> **GIVEN TASK**: Pick every line from the data that holds the word "this".

> **LISTED RECORDS**:
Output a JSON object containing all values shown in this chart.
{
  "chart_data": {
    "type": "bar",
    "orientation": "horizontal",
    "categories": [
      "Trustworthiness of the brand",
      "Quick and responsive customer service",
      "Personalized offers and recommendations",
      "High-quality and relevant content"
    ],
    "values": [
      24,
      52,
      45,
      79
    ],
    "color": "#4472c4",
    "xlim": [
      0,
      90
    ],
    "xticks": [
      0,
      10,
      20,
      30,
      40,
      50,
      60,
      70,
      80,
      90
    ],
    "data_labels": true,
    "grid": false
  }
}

--

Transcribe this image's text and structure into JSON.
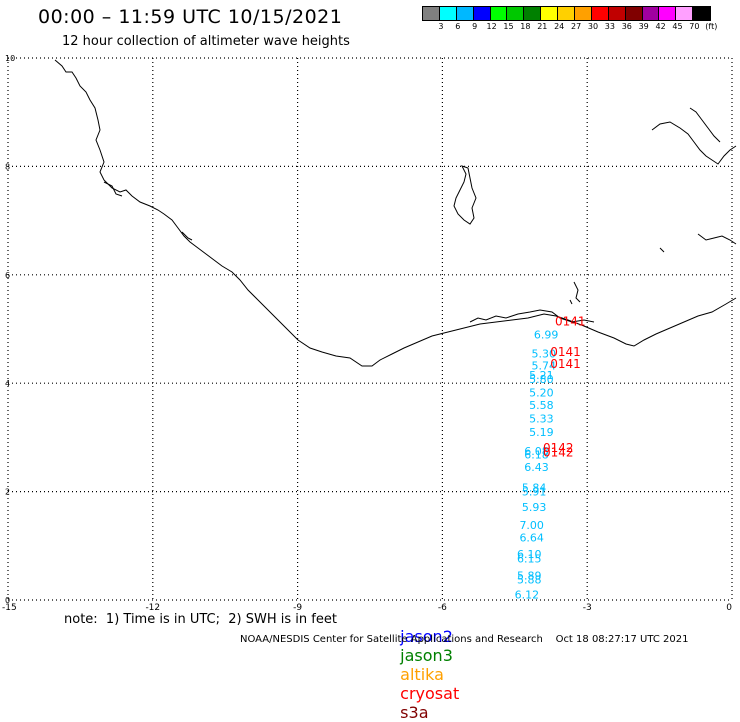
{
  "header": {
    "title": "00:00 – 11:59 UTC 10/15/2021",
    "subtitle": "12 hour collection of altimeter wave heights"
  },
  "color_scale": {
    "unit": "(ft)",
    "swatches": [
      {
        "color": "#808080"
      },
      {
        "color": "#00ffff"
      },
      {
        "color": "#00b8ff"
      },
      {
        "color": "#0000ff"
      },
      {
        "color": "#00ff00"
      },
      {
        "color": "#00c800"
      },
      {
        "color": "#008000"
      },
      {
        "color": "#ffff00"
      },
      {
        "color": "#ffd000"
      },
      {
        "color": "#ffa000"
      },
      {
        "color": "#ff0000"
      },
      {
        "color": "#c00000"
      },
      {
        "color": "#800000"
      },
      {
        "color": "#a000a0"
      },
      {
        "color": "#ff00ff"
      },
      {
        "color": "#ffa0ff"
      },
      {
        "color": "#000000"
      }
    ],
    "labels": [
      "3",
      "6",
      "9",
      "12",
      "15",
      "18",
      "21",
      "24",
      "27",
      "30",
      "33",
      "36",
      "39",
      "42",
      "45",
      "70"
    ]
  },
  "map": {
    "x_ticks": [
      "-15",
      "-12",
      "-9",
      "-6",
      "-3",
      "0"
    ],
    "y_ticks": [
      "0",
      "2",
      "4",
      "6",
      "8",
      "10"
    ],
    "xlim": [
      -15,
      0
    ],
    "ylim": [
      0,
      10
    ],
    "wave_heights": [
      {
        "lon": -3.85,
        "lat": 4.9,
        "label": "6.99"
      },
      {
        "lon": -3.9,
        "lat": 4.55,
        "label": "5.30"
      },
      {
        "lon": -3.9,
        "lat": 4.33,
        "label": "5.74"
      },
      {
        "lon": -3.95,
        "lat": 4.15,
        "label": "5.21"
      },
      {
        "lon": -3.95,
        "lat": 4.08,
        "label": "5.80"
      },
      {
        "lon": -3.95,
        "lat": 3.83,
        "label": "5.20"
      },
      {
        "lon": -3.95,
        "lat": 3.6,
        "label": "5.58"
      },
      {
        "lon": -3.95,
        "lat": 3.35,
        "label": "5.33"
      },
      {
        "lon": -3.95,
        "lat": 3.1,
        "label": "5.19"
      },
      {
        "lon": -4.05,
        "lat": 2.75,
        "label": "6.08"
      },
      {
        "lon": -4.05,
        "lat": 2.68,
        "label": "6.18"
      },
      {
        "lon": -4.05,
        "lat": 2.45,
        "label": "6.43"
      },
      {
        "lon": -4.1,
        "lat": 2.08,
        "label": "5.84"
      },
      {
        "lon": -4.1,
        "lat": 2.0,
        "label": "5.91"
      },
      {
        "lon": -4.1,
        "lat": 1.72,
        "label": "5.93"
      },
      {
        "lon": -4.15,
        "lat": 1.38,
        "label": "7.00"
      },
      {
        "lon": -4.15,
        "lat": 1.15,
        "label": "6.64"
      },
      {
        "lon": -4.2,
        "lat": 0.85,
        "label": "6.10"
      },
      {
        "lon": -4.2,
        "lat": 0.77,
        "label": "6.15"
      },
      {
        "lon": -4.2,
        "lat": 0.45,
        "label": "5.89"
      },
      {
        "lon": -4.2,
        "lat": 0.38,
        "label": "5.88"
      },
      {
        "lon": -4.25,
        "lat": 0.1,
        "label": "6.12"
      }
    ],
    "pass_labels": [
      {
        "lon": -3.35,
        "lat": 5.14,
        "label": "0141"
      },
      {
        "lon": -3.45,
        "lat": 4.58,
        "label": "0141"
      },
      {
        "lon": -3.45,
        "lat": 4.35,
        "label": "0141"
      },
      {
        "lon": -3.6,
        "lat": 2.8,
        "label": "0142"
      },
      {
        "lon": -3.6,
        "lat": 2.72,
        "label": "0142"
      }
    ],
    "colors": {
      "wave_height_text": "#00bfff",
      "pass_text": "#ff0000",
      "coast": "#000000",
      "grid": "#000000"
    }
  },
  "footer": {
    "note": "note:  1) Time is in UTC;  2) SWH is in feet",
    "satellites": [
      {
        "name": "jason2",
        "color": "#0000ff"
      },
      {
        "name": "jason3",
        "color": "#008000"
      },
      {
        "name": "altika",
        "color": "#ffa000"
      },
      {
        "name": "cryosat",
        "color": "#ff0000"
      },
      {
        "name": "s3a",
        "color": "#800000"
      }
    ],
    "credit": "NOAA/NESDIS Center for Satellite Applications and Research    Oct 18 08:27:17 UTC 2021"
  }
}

> **FULL SOLUTION**:
Output a JSON object containing all values shown in this chart.
Transcribe this image's text and structure into JSON.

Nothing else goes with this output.